── Information given ──

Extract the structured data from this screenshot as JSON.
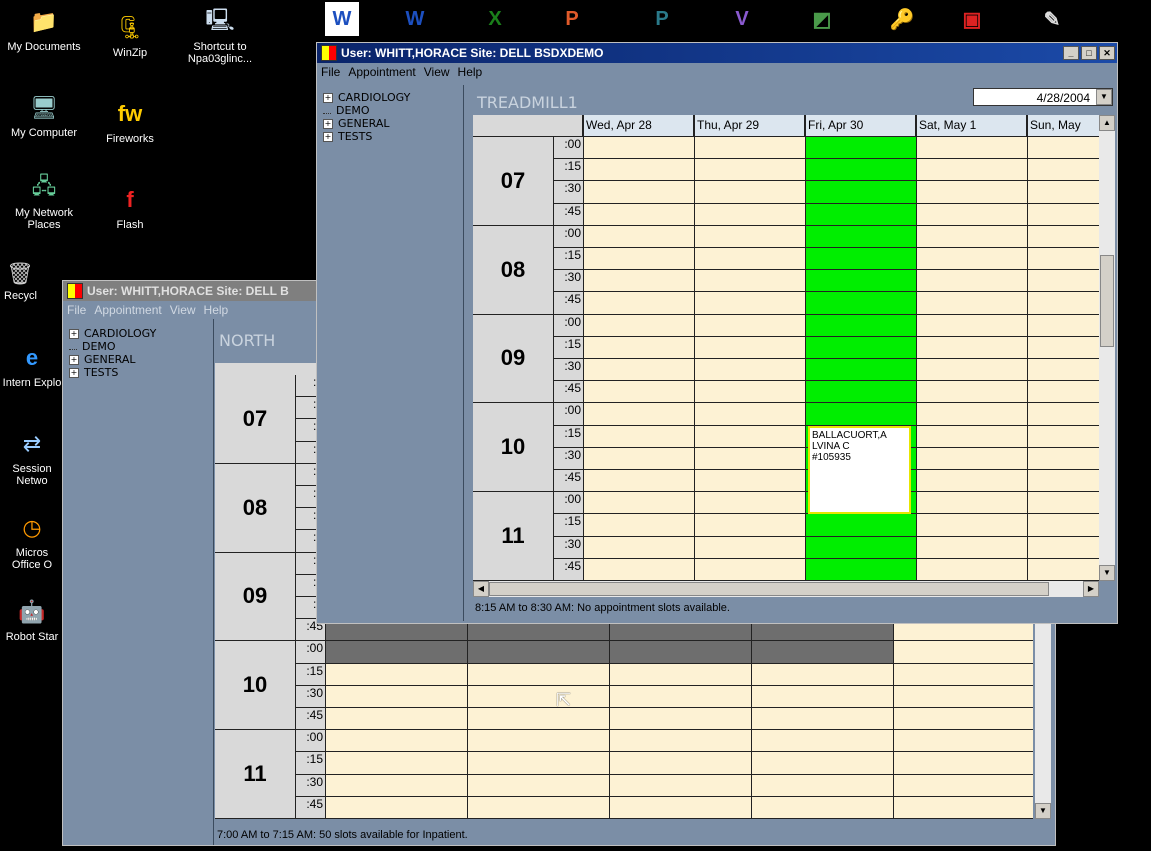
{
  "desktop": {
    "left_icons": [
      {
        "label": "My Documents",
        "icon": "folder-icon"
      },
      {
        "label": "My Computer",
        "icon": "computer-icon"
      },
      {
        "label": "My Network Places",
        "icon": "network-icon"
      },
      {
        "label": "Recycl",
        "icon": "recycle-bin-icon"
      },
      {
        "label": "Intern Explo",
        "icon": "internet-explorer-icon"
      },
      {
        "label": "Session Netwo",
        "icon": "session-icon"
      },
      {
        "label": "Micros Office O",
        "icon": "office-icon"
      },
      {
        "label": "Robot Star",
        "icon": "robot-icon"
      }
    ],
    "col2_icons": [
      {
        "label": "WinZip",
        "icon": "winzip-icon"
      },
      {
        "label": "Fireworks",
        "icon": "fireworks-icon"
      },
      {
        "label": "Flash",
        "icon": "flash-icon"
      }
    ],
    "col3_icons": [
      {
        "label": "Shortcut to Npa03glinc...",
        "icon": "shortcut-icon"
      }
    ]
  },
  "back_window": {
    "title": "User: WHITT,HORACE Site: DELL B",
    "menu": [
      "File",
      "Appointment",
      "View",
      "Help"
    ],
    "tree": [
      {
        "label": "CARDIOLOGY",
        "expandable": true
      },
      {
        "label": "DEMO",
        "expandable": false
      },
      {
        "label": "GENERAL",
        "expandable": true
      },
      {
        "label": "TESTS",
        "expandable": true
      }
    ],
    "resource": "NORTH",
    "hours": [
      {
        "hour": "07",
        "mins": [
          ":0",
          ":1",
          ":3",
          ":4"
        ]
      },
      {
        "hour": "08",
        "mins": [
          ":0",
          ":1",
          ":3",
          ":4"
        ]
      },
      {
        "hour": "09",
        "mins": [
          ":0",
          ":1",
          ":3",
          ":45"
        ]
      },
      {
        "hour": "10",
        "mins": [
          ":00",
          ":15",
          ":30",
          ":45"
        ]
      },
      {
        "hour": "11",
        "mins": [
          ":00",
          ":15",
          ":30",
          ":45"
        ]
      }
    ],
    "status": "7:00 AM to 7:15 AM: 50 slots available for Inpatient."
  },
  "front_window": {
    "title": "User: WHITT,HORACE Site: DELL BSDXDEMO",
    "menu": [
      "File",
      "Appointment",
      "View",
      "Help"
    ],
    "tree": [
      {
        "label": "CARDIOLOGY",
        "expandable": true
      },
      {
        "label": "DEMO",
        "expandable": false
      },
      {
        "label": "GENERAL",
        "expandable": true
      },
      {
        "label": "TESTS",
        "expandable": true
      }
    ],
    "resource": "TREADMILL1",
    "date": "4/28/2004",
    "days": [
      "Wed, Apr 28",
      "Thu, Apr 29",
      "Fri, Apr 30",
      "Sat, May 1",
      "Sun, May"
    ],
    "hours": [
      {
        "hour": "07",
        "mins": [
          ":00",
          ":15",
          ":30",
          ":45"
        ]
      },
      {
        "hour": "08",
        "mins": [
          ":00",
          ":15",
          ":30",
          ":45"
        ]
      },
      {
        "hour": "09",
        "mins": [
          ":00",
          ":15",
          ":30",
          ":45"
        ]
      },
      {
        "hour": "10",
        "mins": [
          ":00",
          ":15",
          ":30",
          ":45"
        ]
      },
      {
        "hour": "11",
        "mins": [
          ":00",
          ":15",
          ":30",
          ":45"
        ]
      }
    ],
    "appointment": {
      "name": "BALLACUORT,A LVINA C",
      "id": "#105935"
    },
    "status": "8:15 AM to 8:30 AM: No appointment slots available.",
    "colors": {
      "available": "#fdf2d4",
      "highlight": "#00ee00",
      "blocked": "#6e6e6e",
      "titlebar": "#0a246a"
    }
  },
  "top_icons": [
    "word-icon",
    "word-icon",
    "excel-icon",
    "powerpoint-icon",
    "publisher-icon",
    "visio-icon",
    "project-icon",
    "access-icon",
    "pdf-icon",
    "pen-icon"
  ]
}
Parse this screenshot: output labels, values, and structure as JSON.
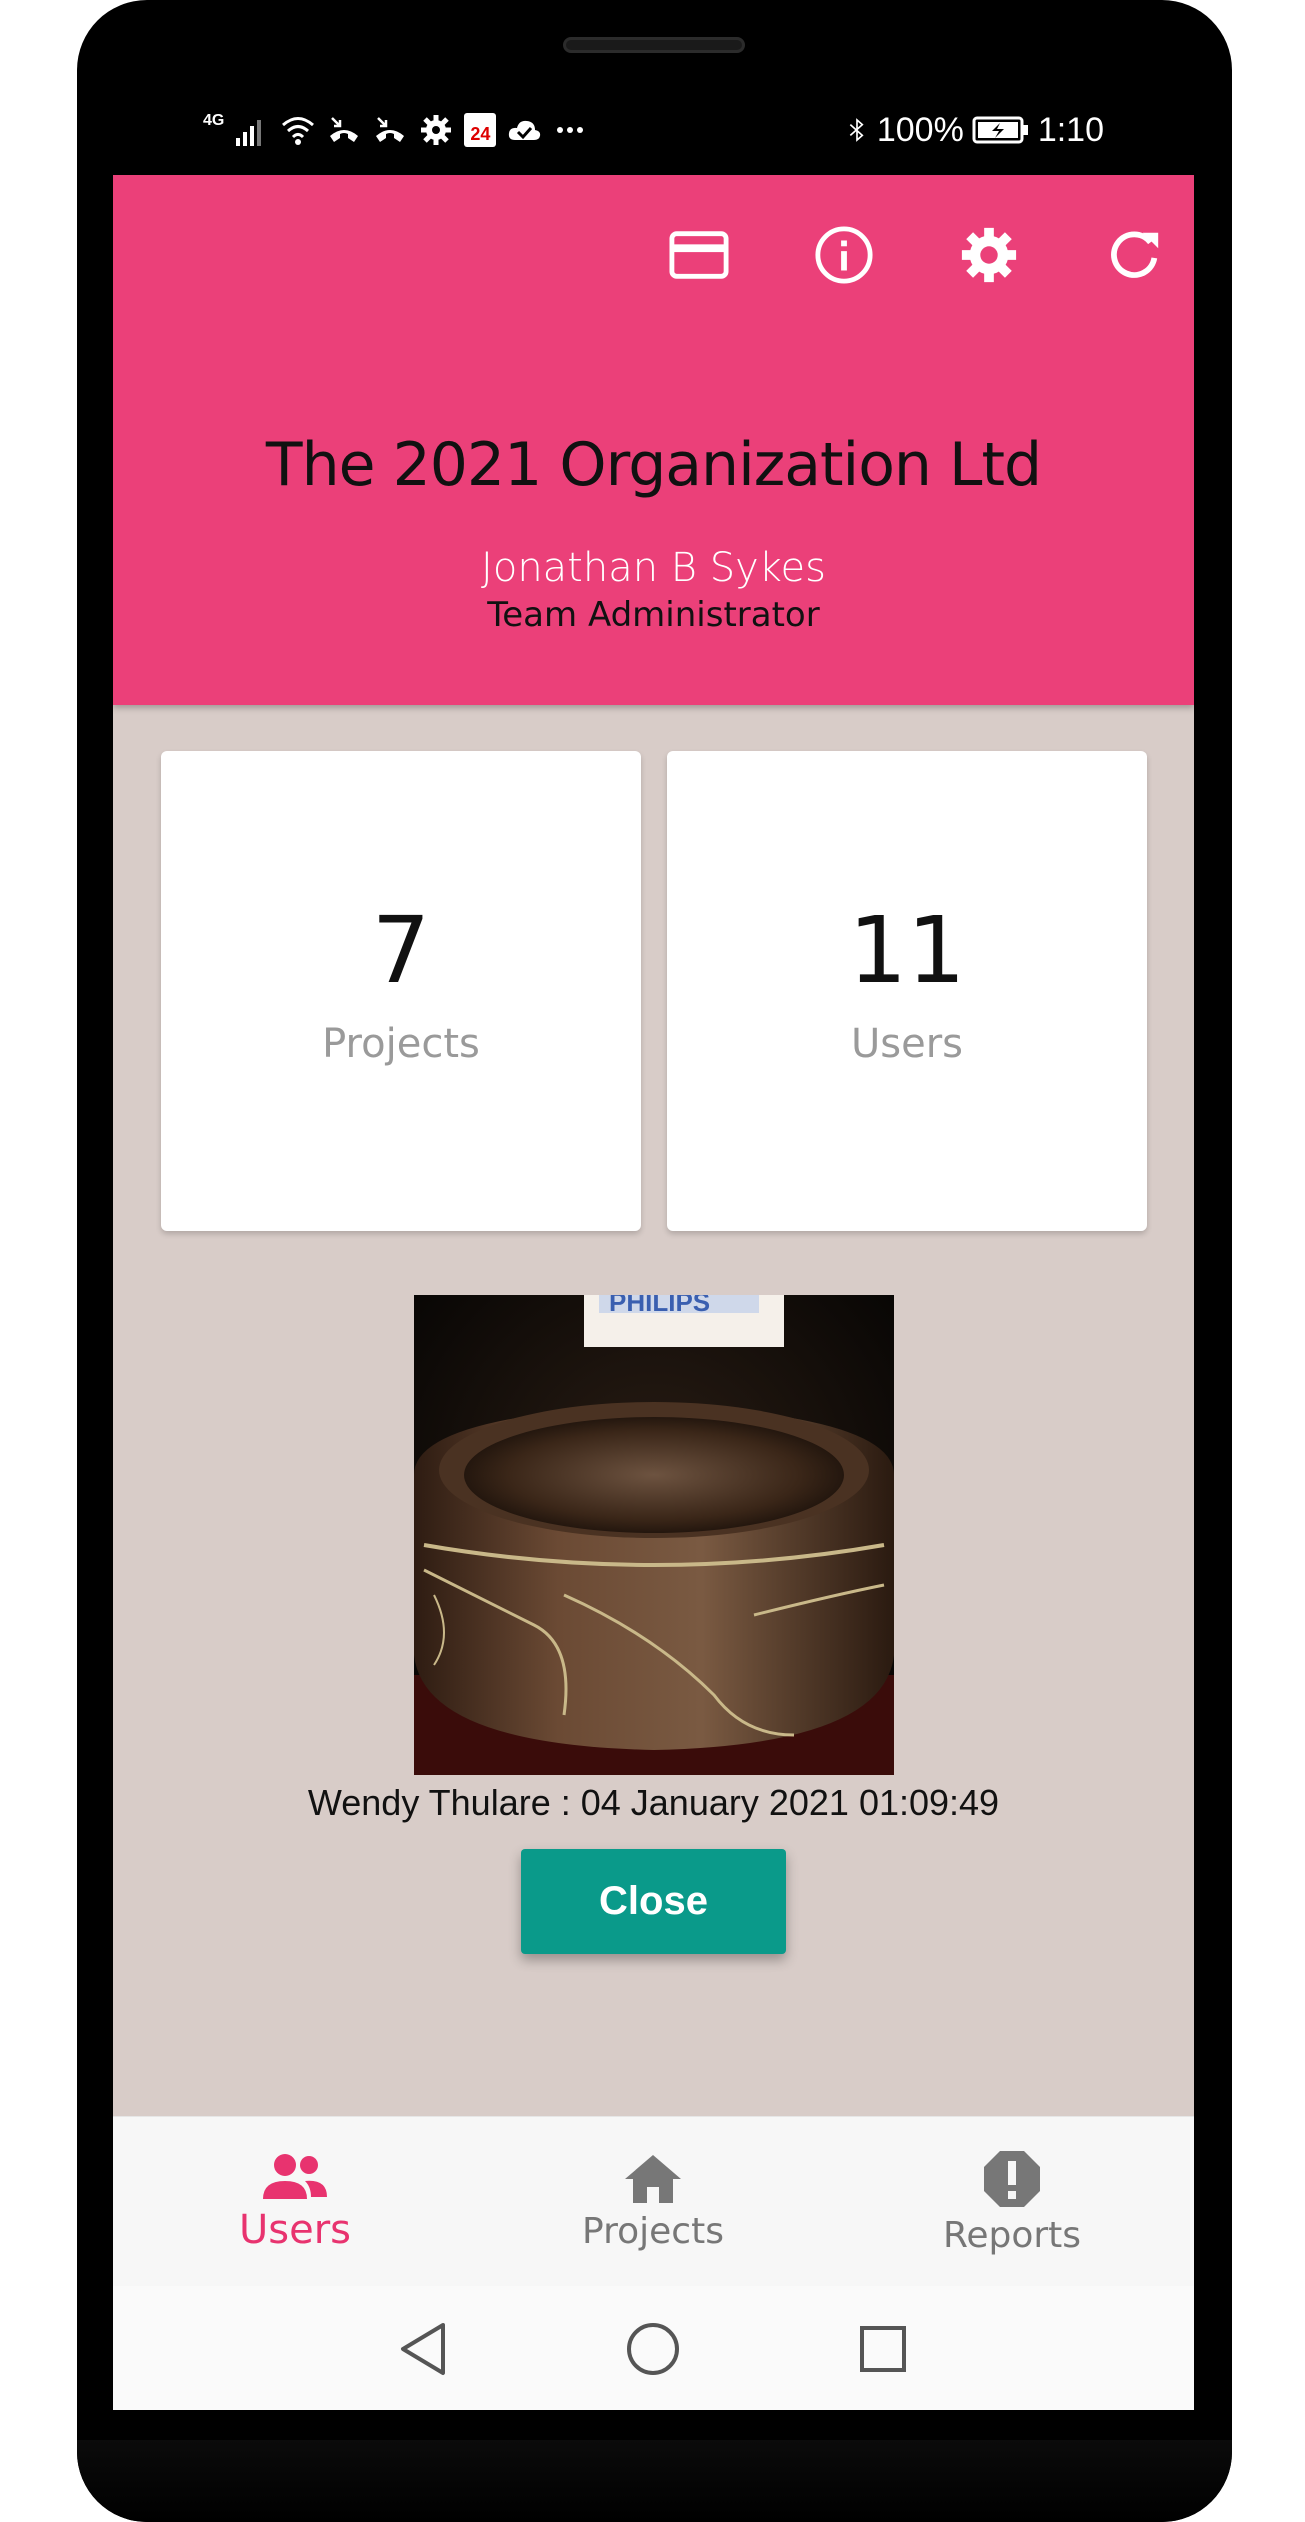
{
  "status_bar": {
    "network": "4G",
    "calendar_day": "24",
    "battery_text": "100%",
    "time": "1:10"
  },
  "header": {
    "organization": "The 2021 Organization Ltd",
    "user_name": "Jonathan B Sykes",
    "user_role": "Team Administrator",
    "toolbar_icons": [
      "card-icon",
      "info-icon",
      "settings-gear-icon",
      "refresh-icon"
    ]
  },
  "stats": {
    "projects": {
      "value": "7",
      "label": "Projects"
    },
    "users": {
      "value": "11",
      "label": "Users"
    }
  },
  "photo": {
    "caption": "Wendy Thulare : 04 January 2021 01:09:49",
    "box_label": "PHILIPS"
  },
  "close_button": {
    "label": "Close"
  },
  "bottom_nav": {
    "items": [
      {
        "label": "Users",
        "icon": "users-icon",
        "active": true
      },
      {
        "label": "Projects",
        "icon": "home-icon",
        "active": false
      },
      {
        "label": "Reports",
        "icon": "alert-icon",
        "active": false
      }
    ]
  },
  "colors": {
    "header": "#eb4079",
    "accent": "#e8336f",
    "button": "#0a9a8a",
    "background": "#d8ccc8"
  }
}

───
── Information given ──

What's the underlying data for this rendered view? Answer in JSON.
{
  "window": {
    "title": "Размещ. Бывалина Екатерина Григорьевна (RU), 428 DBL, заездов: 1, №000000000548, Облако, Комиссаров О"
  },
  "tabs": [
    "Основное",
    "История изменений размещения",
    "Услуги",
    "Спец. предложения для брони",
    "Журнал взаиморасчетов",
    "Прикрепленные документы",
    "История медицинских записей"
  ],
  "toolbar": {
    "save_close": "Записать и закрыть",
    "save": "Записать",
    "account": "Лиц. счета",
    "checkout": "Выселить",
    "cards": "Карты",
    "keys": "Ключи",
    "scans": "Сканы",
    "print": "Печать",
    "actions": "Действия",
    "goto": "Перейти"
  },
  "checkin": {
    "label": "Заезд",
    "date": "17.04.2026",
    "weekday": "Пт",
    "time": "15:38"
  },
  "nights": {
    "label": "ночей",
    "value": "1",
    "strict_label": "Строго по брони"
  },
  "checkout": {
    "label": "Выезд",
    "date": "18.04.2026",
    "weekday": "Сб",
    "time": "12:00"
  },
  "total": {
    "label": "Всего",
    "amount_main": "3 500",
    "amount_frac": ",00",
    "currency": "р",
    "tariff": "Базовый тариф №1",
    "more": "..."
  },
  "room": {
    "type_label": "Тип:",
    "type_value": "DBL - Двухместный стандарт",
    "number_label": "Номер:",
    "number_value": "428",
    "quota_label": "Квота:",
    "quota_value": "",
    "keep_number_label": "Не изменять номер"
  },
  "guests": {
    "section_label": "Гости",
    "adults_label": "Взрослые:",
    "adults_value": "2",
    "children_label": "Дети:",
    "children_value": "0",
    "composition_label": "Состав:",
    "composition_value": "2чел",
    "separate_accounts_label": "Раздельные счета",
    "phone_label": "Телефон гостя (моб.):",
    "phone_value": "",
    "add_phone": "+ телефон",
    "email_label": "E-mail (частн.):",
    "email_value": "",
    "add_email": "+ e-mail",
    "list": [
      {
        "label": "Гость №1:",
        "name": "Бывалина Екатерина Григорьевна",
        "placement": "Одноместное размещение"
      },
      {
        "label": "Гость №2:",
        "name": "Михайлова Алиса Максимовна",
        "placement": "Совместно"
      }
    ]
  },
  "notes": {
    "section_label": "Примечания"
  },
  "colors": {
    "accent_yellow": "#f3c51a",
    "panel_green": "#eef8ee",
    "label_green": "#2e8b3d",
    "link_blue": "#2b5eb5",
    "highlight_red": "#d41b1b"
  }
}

───

Exercise task = Pick out every line of the listing containing the word "placement", and show those lines.

Solution for this exercise =
        "placement": "Одноместное размещение"
        "placement": "Совместно"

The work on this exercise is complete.